**The problem:**
Collect each line holding the string "Project".

**Records provided:**

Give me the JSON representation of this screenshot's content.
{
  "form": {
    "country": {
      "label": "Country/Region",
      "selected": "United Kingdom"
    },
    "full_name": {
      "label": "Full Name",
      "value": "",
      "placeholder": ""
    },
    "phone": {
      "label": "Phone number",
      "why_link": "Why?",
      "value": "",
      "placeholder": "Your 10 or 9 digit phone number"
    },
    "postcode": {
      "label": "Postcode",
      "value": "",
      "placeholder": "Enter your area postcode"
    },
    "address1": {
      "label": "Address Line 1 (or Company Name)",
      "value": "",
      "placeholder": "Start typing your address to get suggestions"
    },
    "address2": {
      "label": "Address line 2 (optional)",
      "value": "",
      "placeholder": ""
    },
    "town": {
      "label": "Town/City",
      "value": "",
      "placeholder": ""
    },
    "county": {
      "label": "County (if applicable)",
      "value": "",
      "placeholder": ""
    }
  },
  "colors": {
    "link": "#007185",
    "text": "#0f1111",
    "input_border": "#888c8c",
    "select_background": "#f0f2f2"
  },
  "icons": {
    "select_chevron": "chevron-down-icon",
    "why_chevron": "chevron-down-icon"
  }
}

---

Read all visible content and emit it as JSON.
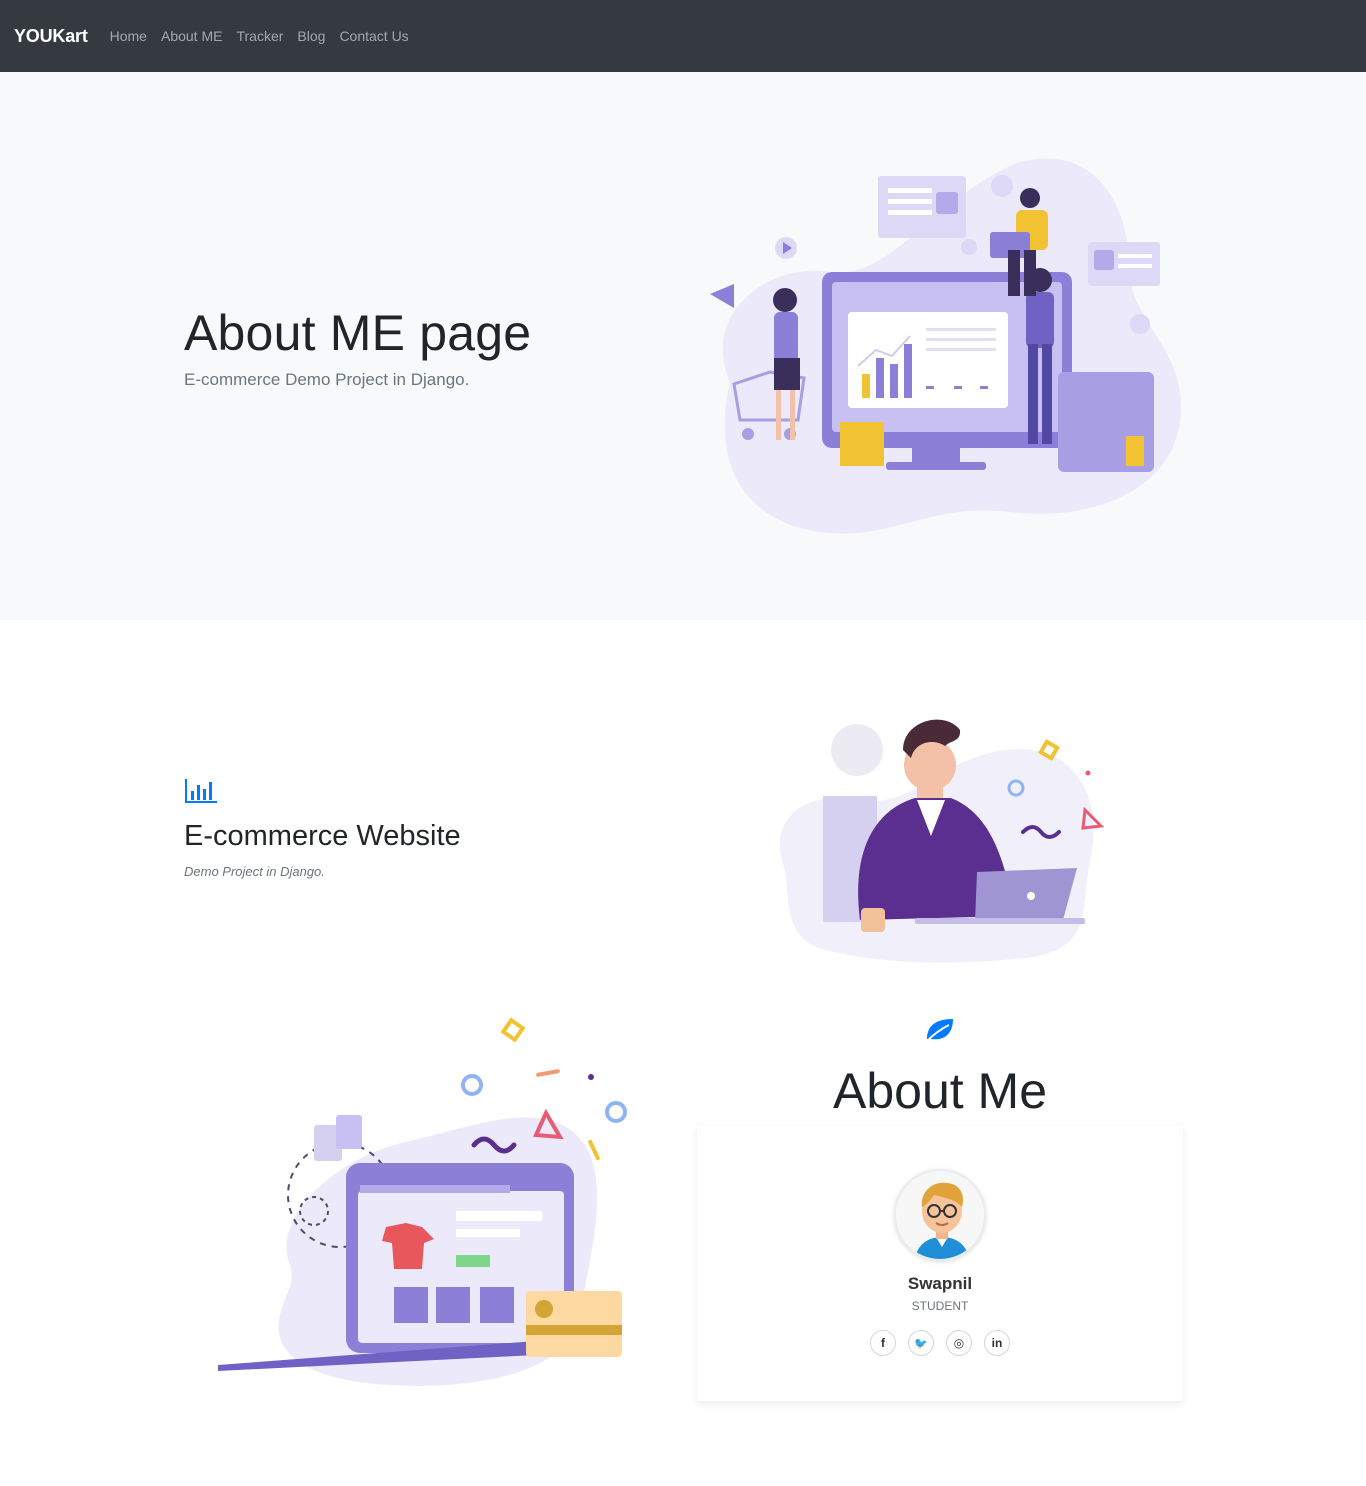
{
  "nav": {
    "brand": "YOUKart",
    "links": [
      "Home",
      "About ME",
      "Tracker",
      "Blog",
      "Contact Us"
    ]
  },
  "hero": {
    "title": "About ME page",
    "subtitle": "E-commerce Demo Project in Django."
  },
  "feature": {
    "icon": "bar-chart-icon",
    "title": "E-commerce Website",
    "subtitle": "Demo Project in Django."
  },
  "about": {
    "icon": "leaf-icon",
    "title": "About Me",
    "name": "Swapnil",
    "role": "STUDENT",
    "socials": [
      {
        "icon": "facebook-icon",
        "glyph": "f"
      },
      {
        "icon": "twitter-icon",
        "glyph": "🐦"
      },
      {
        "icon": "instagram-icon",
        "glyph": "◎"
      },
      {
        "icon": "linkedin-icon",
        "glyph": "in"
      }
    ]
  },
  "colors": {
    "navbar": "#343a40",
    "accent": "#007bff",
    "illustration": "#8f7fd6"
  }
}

...

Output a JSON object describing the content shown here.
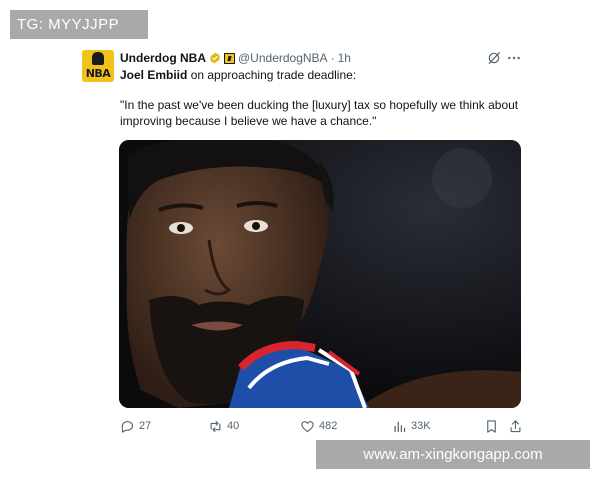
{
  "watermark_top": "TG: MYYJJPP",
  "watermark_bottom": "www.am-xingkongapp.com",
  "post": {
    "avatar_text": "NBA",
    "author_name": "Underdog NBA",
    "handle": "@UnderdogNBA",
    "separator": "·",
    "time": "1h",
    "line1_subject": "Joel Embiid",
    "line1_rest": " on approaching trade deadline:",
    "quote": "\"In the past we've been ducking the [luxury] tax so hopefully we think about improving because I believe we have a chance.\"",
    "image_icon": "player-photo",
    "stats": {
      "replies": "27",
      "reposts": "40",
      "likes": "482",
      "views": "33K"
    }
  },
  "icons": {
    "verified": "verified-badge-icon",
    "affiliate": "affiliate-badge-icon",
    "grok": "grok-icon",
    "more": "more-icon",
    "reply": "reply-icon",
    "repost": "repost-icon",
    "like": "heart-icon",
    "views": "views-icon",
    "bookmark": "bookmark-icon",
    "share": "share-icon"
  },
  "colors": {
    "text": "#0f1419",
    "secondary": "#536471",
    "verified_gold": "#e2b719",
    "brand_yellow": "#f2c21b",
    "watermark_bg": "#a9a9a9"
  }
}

**Response:**
    "subtitle": "E-commerce Demo Project in Django."
    "subtitle": "Demo Project in Django."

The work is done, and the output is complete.